● DATA SHOWN
□ □ □

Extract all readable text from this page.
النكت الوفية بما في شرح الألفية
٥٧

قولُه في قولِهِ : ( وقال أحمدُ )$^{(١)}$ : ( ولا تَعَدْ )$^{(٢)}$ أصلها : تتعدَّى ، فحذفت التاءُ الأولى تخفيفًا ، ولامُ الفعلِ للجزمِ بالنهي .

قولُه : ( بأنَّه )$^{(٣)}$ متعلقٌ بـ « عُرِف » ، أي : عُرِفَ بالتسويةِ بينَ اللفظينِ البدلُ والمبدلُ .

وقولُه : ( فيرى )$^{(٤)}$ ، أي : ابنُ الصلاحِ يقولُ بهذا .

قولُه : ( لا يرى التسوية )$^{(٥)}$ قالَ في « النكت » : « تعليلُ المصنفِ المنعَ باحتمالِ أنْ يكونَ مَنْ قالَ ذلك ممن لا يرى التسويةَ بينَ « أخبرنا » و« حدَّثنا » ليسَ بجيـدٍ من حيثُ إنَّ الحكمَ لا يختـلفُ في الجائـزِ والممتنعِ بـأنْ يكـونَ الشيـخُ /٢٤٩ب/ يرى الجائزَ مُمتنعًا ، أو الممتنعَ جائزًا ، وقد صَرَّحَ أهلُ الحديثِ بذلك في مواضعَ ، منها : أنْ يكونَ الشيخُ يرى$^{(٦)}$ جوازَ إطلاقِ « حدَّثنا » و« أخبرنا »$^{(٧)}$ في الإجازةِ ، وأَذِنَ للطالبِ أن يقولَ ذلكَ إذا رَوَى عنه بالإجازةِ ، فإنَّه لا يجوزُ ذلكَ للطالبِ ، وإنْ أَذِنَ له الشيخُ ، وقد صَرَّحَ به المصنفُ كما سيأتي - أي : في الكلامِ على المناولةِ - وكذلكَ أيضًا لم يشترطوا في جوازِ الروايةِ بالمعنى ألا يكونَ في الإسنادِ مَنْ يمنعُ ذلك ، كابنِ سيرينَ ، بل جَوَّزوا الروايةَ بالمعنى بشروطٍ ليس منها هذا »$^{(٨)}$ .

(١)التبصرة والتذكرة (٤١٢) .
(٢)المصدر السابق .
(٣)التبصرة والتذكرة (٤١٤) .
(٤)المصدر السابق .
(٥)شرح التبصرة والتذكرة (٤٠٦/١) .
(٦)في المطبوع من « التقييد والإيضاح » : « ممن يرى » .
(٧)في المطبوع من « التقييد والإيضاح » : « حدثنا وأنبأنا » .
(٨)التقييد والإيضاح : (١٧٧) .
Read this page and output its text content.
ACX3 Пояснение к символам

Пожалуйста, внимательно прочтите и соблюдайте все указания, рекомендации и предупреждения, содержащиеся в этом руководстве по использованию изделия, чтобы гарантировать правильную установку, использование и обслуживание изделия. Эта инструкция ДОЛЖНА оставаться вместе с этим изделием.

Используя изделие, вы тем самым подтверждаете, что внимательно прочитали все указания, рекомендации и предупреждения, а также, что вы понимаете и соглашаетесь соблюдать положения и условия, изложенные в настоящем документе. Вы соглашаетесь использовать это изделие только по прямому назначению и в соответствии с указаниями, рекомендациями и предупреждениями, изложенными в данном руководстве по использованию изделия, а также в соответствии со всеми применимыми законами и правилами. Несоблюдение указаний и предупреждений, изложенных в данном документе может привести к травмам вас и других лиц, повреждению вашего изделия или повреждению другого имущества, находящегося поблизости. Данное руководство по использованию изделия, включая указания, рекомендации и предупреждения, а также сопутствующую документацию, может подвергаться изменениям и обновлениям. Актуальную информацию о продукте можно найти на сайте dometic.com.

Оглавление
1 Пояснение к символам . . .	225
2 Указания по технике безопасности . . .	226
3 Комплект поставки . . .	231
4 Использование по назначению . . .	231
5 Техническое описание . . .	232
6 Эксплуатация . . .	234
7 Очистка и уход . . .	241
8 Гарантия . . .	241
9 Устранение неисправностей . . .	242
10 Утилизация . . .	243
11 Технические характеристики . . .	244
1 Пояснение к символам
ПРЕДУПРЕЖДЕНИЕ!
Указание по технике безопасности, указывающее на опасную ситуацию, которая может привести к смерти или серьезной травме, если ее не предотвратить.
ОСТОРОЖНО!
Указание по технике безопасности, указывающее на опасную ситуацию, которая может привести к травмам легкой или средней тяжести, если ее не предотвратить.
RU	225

□ □ □

Copy and report every line where the word "если" is present.

● RESPONSE FOR THIS EXERCISE
Указание по технике безопасности, указывающее на опасную ситуацию, которая может привести к смерти или серьезной травме, если ее не предотвратить.
Указание по технике безопасности, указывающее на опасную ситуацию, которая может привести к травмам легкой или средней тяжести, если ее не предотвратить.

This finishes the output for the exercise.